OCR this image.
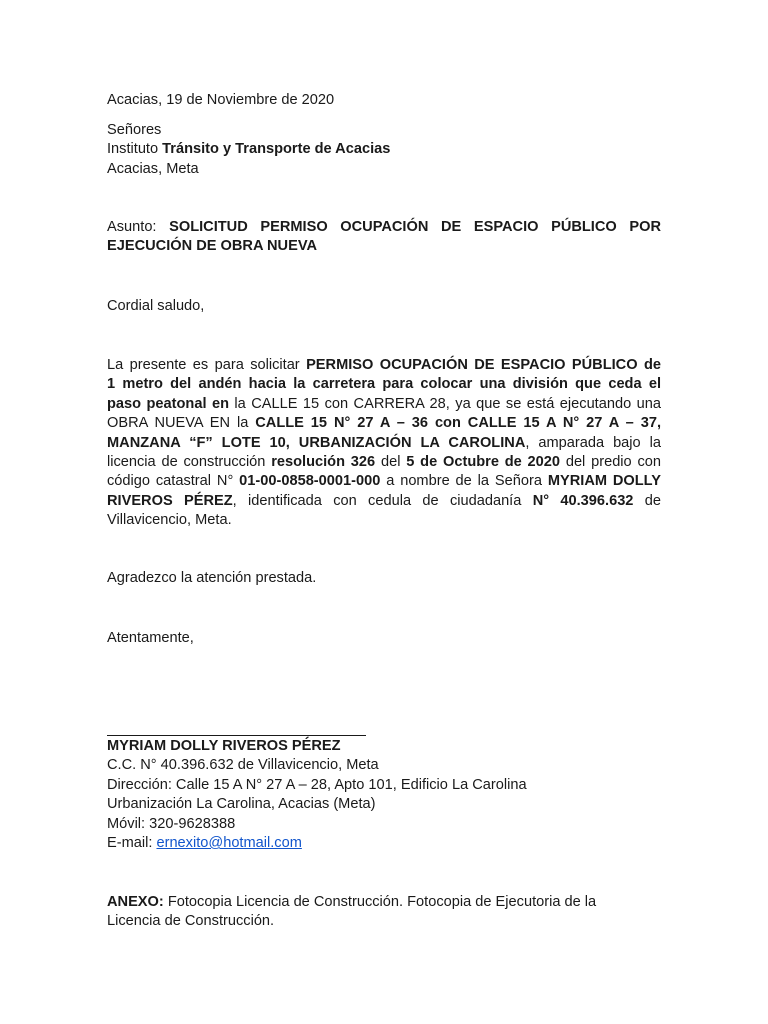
Acacias, 19 de Noviembre de 2020
Señores
Instituto Tránsito y Transporte de Acacias
Acacias, Meta
Asunto: SOLICITUD PERMISO OCUPACIÓN DE ESPACIO PÚBLICO POR
EJECUCIÓN DE OBRA NUEVA
Cordial saludo,
La presente es para solicitar PERMISO OCUPACIÓN DE ESPACIO PÚBLICO de
1 metro del andén hacia la carretera para colocar una división que ceda el
paso peatonal en la CALLE 15 con CARRERA 28, ya que se está ejecutando una
OBRA NUEVA EN la CALLE 15 N° 27 A – 36 con CALLE 15 A N° 27 A – 37,
MANZANA “F” LOTE 10, URBANIZACIÓN LA CAROLINA, amparada bajo la
licencia de construcción resolución 326 del 5 de Octubre de 2020 del predio con
código catastral N° 01-00-0858-0001-000 a nombre de la Señora MYRIAM DOLLY
RIVEROS PÉREZ, identificada con cedula de ciudadanía N° 40.396.632 de
Villavicencio, Meta.
Agradezco la atención prestada.
Atentamente,
MYRIAM DOLLY RIVEROS PÉREZ
C.C. N° 40.396.632 de Villavicencio, Meta
Dirección: Calle 15 A N° 27 A – 28, Apto 101, Edificio La Carolina
Urbanización La Carolina, Acacias (Meta)
Móvil: 320-9628388
E-mail: ernexito@hotmail.com
ANEXO: Fotocopia Licencia de Construcción. Fotocopia de Ejecutoria de la
Licencia de Construcción.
+-------+
Task to complete: Using the listing above, locate the lines that hold "PÉREZ" and copy each one.

Completed task:
RIVEROS PÉREZ, identificada con cedula de ciudadanía N° 40.396.632 de
MYRIAM DOLLY RIVEROS PÉREZ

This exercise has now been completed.